Joel Cabrita
Associate Professor of History and, by courtesy, of Religious Studies
Bio
Joel Cabrita is a historian of modern Southern Africa who focuses on Eswatini (formerly Swaziland) and South Africa. She examines the transnational networks of the Southern African region including those which connect Southern Africans to the Atlantic and the Indian Oceans. Her most recent book (The People’s Zion: Southern Africa, the United States and a Transatlantic Faith-Healing Movement, Harvard University Press, 2018) investigates the convergence of evangelical piety, transnational networks and the rise of industrialized societies in both Southern Africa and North America. The People's Zion was awarded the American Society of Church History's Albert C Outler Prize for 2019 https://churchhistory.org/grants-and-awards/ She is also the co-editor of a volume examining the global dimensions of Christian practice, advocating for a shift away from Western Christianity to the lateral connections connecting southern hemisphere religious practitioners (Relocating World Christianity, Brill, 2017).

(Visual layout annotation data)
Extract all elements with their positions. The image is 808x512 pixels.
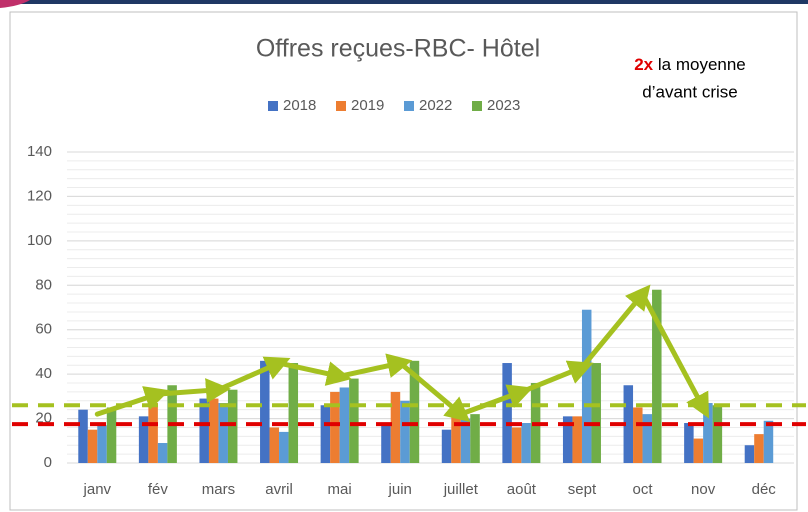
y-tick-label: 0 (44, 454, 52, 471)
bar (642, 414, 653, 463)
x-tick-label: mai (328, 481, 352, 498)
bar (623, 385, 634, 463)
legend-label: 2023 (487, 97, 520, 114)
bar (633, 407, 643, 463)
x-tick-label: janv (83, 481, 112, 498)
bar (227, 389, 238, 463)
annotation-text: la moyenne (658, 55, 746, 74)
legend-label: 2019 (351, 97, 384, 114)
bar (744, 445, 755, 463)
bar (330, 391, 340, 463)
bar (763, 420, 774, 463)
bar (581, 309, 592, 463)
bar (591, 363, 601, 463)
x-tick-label: avril (265, 481, 293, 498)
legend-label: 2018 (283, 97, 316, 114)
bar (441, 429, 452, 463)
legend-label: 2022 (419, 97, 452, 114)
bar (652, 289, 662, 463)
trend-segment (579, 284, 651, 370)
bar (712, 405, 723, 463)
annotation: 2x la moyenne (634, 55, 746, 74)
bar (78, 409, 88, 463)
x-tick-label: août (507, 481, 537, 498)
trend-segment (518, 360, 594, 395)
bar (451, 411, 461, 463)
y-tick-label: 40 (35, 365, 52, 382)
trend-segment (337, 353, 413, 379)
x-tick-label: sept (568, 481, 597, 498)
bar (572, 416, 582, 463)
bar (269, 427, 280, 463)
x-tick-label: oct (633, 481, 654, 498)
bar (754, 434, 764, 463)
bar (703, 403, 713, 463)
annotation-highlight: 2x (634, 55, 653, 74)
bar (260, 360, 270, 463)
x-tick-label: nov (691, 481, 716, 498)
trend-segment (215, 356, 291, 393)
y-tick-label: 140 (27, 143, 52, 160)
bar (320, 405, 331, 463)
annotation-line: d’avant crise (642, 82, 737, 101)
y-tick-label: 60 (35, 321, 52, 338)
bar (148, 403, 158, 463)
bar (97, 425, 107, 463)
bar (157, 443, 168, 463)
legend-swatch (404, 101, 414, 111)
y-tick-label: 80 (35, 276, 52, 293)
bar (279, 431, 289, 463)
bar (693, 438, 704, 463)
trend-segment (458, 384, 534, 417)
x-tick-label: juin (388, 481, 412, 498)
y-tick-label: 100 (27, 232, 52, 249)
bar (208, 398, 219, 463)
trend-segment (155, 378, 231, 404)
bar (218, 403, 228, 463)
logo-corner (0, 0, 30, 8)
x-tick-label: fév (148, 481, 169, 498)
bar (400, 400, 410, 463)
bar (502, 363, 512, 463)
bar (288, 363, 299, 463)
legend-swatch (472, 101, 482, 111)
bar (87, 429, 98, 463)
trend-segment (640, 291, 710, 419)
bar (199, 398, 209, 463)
legend-swatch (268, 101, 278, 111)
chart-title: Offres reçues-RBC- Hôtel (256, 35, 540, 63)
bar (381, 423, 391, 463)
bar (390, 391, 401, 463)
bar (409, 360, 420, 463)
bar (349, 378, 359, 463)
bar (562, 416, 573, 463)
bar (470, 414, 480, 463)
trend-segment (397, 360, 471, 423)
bar (138, 416, 149, 463)
legend-swatch (336, 101, 346, 111)
bar (339, 387, 350, 463)
x-tick-label: déc (752, 481, 777, 498)
bar (511, 427, 522, 463)
x-tick-label: juillet (443, 481, 479, 498)
y-tick-label: 120 (27, 187, 52, 204)
bar (460, 418, 471, 463)
bar (521, 423, 531, 463)
bar (684, 423, 694, 463)
top-banner (0, 0, 808, 4)
bar (106, 407, 117, 463)
x-tick-label: mars (202, 481, 235, 498)
trend-segment (276, 360, 352, 386)
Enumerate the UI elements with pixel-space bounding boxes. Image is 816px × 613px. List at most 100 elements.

◆ **WHAT YOU HAVE TO DO**
According to the bio, what prize did The People's Zion receive?

◆ **SOLUTION TO THIS TASK**
The American Society of Church History's Albert C Outler Prize for 2019.